- STATED GOAL
Write out the data from its first line through the line holding "dewpoint-point [906, 414, 915, 423]", inclusive, copying each line without any change.

Items listed in a dataset

** Start **

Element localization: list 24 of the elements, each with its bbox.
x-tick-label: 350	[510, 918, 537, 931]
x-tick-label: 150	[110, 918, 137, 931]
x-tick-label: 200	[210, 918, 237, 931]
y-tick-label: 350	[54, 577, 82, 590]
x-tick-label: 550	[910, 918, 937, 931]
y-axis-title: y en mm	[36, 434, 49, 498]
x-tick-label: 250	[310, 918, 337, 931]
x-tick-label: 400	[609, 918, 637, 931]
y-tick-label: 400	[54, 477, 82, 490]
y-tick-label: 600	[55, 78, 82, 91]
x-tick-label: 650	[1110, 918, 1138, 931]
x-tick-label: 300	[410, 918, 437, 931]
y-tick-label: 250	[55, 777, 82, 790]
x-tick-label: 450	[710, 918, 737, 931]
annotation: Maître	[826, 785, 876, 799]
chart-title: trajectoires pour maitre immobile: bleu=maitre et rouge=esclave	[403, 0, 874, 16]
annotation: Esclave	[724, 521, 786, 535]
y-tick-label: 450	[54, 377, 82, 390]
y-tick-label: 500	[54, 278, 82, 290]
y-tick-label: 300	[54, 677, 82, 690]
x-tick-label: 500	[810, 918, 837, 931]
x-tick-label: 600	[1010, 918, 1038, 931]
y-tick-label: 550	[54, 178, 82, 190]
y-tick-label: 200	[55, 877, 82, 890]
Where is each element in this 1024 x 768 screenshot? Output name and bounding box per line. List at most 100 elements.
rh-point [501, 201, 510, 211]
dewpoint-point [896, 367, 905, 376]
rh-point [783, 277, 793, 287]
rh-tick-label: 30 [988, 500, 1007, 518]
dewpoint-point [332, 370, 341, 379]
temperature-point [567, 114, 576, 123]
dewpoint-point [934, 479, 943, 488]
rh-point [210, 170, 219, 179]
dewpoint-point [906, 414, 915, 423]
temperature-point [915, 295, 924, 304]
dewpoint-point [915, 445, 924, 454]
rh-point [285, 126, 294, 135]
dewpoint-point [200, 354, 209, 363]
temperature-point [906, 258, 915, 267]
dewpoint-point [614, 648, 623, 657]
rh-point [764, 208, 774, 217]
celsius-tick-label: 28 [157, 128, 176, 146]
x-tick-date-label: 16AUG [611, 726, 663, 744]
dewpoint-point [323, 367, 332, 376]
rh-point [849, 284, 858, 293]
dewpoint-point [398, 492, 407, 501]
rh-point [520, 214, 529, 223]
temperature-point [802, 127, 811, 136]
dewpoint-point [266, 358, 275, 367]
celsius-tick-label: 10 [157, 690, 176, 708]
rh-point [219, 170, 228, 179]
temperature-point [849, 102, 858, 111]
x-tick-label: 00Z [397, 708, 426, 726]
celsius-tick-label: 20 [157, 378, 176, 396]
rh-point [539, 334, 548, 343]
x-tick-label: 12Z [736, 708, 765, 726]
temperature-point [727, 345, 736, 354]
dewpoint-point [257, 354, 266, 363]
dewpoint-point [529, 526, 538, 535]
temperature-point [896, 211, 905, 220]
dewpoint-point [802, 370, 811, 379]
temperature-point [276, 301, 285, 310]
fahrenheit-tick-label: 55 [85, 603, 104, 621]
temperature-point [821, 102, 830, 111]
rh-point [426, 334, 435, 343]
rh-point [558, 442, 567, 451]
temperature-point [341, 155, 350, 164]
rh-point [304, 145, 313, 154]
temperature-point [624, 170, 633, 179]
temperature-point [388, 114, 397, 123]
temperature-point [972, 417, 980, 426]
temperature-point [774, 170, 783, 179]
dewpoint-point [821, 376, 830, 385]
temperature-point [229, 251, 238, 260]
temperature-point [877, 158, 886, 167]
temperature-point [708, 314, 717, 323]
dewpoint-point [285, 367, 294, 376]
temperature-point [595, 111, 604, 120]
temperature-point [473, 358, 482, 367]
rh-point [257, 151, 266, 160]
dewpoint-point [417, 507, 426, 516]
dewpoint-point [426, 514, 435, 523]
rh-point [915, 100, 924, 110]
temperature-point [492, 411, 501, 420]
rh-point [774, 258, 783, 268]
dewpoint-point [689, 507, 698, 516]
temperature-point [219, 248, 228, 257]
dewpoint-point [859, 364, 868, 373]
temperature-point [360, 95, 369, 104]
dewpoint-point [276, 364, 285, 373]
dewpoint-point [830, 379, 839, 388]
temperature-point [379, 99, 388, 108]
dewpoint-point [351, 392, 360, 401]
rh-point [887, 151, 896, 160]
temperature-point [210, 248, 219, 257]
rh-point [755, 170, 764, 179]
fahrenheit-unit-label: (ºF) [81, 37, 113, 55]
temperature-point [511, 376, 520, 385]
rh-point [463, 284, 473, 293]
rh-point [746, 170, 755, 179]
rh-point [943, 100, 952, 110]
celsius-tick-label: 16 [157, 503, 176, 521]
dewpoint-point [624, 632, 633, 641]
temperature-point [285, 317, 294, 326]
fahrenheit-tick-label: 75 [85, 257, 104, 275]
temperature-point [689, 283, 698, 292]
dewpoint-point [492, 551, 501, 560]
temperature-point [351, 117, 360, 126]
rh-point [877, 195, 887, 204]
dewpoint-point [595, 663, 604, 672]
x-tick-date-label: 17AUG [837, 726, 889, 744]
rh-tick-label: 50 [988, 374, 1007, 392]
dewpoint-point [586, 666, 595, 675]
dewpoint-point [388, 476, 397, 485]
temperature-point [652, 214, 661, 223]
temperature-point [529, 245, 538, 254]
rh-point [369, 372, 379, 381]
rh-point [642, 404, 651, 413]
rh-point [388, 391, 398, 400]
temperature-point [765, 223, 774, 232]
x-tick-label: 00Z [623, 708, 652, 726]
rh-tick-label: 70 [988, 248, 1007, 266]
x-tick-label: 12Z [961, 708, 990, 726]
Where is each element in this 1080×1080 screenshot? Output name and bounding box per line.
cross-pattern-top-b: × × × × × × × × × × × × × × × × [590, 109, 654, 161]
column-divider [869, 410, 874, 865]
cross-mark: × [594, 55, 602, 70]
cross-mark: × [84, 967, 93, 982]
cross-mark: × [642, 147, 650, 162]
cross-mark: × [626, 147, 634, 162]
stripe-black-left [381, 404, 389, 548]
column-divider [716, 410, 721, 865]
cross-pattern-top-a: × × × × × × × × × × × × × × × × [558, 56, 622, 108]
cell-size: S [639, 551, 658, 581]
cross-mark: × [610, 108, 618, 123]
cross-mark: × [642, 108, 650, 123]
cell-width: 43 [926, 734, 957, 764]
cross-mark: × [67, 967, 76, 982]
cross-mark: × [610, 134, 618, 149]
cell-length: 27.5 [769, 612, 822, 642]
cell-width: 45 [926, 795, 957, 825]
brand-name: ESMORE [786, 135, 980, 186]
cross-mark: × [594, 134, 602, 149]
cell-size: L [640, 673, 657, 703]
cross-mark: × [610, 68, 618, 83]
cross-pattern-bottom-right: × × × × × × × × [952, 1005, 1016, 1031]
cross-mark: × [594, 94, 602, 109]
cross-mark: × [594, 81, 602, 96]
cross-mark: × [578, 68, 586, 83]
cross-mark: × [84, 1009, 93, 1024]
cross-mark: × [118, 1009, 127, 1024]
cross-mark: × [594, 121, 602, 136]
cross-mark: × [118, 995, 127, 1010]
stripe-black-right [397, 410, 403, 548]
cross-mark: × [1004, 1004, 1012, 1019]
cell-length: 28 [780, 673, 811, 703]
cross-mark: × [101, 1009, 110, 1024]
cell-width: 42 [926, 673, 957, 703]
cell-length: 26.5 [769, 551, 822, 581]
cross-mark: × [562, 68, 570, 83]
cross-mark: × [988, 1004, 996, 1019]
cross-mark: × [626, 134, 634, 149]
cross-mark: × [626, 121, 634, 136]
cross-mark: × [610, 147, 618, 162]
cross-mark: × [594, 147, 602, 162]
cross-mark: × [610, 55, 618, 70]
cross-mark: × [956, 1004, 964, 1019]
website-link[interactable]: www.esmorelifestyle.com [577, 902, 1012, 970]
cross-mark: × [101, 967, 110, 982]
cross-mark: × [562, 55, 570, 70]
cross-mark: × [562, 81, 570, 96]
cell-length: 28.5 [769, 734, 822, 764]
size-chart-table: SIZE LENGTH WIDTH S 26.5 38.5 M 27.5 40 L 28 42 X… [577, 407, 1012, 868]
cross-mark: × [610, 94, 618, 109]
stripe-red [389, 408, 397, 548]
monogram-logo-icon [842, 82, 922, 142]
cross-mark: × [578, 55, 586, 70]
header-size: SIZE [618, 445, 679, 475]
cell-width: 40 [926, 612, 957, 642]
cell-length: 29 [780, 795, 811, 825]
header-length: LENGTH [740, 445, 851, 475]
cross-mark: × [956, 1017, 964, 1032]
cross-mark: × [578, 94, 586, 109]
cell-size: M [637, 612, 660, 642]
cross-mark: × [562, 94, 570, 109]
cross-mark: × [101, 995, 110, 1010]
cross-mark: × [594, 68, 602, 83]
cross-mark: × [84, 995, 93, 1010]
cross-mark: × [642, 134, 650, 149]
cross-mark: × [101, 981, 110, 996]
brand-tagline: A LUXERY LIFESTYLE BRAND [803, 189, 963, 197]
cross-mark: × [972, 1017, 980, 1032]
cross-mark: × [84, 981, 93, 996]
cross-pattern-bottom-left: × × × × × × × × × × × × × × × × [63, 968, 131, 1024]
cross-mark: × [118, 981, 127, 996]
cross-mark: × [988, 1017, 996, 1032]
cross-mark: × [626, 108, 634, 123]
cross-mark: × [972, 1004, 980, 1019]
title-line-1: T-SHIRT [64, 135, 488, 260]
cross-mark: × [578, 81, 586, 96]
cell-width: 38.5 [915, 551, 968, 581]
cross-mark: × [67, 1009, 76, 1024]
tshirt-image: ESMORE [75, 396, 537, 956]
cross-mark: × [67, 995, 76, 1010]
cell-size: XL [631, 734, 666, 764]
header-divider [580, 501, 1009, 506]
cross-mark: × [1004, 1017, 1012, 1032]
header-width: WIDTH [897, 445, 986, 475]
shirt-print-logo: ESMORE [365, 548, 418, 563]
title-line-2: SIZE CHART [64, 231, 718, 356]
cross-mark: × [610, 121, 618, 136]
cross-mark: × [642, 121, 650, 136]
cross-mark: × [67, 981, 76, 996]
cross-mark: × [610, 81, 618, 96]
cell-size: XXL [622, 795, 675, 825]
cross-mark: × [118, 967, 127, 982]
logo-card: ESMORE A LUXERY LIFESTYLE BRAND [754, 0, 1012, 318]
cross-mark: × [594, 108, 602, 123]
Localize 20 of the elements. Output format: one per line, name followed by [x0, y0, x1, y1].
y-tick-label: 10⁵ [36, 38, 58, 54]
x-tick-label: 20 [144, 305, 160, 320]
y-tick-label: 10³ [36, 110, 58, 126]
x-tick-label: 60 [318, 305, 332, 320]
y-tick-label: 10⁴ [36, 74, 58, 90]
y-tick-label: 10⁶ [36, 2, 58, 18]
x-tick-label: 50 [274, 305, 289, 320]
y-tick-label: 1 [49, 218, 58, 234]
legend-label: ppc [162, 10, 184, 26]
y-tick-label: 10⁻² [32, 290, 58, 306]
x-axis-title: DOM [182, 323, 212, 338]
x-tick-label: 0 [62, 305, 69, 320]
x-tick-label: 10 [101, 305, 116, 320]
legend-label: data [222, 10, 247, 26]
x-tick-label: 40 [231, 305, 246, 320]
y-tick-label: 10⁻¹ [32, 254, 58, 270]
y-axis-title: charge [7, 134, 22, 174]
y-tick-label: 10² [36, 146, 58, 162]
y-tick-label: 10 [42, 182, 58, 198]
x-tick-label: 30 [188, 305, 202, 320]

** End **

- CORRECT ANSWER
Element localization: list 24 of the elements, each with its bbox.
x-tick-label: 350	[510, 918, 537, 931]
x-tick-label: 150	[110, 918, 137, 931]
x-tick-label: 200	[210, 918, 237, 931]
y-tick-label: 350	[54, 577, 82, 590]
x-tick-label: 550	[910, 918, 937, 931]
y-axis-title: y en mm	[36, 434, 49, 498]
x-tick-label: 250	[310, 918, 337, 931]
x-tick-label: 400	[609, 918, 637, 931]
y-tick-label: 400	[54, 477, 82, 490]
y-tick-label: 600	[55, 78, 82, 91]
x-tick-label: 650	[1110, 918, 1138, 931]
x-tick-label: 300	[410, 918, 437, 931]
y-tick-label: 250	[55, 777, 82, 790]
x-tick-label: 450	[710, 918, 737, 931]
annotation: Maître	[826, 785, 876, 799]
chart-title: trajectoires pour maitre immobile: bleu=maitre et rouge=esclave	[403, 0, 874, 16]
annotation: Esclave	[724, 521, 786, 535]
y-tick-label: 450	[54, 377, 82, 390]
y-tick-label: 500	[54, 278, 82, 290]
y-tick-label: 300	[54, 677, 82, 690]
x-tick-label: 500	[810, 918, 837, 931]
x-tick-label: 600	[1010, 918, 1038, 931]
y-tick-label: 550	[54, 178, 82, 190]
y-tick-label: 200	[55, 877, 82, 890]
Where is each element in this 1024 x 768 screenshot? Output name and bounding box per line. List at most 100 elements.
rh-point [501, 201, 510, 211]
dewpoint-point [896, 367, 905, 376]
rh-point [783, 277, 793, 287]
rh-tick-label: 30 [988, 500, 1007, 518]
dewpoint-point [332, 370, 341, 379]
temperature-point [567, 114, 576, 123]
dewpoint-point [934, 479, 943, 488]
rh-point [210, 170, 219, 179]
dewpoint-point [906, 414, 915, 423]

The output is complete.